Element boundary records
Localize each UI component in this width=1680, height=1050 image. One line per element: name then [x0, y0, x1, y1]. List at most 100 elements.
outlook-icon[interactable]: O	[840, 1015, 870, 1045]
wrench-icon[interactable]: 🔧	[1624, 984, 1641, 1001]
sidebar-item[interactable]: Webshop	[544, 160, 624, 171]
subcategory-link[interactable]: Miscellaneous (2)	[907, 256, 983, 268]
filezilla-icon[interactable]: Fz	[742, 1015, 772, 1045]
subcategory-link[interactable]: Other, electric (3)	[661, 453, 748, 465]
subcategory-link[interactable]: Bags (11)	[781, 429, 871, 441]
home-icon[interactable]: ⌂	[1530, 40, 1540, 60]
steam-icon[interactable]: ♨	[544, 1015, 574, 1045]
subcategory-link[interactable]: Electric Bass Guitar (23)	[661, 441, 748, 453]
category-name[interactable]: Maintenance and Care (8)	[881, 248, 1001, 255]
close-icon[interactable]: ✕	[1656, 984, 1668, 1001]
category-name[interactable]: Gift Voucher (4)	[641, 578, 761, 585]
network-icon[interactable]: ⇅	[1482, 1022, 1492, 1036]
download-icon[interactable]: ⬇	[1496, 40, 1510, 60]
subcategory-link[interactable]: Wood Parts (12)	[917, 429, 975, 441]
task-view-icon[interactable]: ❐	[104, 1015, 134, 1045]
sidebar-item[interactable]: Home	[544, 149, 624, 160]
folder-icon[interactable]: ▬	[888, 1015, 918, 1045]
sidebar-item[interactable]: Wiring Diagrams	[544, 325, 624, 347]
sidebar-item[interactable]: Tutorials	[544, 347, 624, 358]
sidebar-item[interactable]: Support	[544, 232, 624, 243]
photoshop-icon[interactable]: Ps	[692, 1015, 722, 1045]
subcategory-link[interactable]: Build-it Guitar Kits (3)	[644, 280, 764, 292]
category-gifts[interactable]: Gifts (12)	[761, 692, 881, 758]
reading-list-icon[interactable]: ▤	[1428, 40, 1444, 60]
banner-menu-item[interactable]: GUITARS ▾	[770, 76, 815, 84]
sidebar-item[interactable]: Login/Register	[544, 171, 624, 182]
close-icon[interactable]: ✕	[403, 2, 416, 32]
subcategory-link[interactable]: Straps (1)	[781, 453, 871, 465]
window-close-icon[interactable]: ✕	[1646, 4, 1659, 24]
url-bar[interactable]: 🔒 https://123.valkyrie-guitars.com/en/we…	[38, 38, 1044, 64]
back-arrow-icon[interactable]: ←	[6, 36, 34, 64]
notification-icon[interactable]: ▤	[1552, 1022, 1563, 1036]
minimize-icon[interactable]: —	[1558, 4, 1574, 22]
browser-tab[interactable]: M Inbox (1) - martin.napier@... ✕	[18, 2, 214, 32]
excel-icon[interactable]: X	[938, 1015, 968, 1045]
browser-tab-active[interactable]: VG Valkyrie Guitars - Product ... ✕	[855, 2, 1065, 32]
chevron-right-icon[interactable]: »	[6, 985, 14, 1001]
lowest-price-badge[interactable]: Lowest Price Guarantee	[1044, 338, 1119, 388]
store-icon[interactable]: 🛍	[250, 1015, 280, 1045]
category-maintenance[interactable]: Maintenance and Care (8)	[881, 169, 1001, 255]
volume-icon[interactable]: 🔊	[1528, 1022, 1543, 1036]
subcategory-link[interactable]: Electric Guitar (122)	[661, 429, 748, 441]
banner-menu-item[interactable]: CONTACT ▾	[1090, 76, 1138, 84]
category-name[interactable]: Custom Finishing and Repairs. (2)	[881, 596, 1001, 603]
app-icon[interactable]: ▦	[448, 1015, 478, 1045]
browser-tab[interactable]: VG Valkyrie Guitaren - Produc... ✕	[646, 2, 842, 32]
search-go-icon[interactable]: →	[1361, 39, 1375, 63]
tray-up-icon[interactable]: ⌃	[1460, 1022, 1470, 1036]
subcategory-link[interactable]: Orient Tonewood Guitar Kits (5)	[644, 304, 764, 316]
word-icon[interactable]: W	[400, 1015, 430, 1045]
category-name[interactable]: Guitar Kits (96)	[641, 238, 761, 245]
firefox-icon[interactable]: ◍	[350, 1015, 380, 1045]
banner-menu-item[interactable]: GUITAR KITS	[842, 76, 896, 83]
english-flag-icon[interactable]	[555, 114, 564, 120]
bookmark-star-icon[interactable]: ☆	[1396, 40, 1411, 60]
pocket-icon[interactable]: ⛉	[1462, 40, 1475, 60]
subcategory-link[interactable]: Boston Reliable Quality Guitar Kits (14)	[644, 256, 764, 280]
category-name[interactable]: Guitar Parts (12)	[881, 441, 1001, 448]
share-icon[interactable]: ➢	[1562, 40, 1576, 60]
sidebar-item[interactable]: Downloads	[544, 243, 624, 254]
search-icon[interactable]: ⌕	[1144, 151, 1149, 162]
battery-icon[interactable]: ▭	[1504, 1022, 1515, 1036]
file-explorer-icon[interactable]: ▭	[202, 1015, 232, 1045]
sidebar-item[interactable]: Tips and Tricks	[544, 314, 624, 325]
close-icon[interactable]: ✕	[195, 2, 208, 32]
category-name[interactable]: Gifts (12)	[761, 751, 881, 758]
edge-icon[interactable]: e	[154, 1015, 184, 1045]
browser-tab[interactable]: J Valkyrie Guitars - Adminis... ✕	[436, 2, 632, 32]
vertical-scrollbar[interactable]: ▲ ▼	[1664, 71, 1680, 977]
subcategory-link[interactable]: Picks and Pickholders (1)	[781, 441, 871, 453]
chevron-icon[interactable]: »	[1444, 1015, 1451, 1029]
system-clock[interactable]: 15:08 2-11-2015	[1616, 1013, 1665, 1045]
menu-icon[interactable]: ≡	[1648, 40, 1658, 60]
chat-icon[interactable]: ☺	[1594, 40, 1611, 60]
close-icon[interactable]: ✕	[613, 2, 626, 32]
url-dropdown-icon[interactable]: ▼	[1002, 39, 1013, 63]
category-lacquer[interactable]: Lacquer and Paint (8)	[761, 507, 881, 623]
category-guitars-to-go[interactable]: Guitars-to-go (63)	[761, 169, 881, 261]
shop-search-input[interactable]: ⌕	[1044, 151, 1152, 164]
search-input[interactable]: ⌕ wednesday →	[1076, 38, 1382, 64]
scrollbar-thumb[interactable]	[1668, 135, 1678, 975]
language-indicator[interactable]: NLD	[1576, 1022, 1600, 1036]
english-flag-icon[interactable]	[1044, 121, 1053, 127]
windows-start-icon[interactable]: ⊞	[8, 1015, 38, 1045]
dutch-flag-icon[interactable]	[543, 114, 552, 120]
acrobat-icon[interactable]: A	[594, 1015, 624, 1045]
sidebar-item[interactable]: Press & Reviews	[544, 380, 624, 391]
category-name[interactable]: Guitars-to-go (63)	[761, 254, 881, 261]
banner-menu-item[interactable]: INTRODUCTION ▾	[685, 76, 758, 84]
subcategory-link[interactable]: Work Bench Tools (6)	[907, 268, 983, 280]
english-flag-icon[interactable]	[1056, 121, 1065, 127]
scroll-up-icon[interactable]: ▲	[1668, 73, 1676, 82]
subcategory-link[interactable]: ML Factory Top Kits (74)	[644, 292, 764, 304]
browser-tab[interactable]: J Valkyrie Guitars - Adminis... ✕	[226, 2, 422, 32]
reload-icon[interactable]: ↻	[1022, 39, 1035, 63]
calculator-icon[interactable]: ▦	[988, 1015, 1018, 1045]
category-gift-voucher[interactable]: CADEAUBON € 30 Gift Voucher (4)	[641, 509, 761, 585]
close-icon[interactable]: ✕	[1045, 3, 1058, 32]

Brief
State how many lines of the data above contain the string "banner", where case counts, and give only the number.

Expected answer
4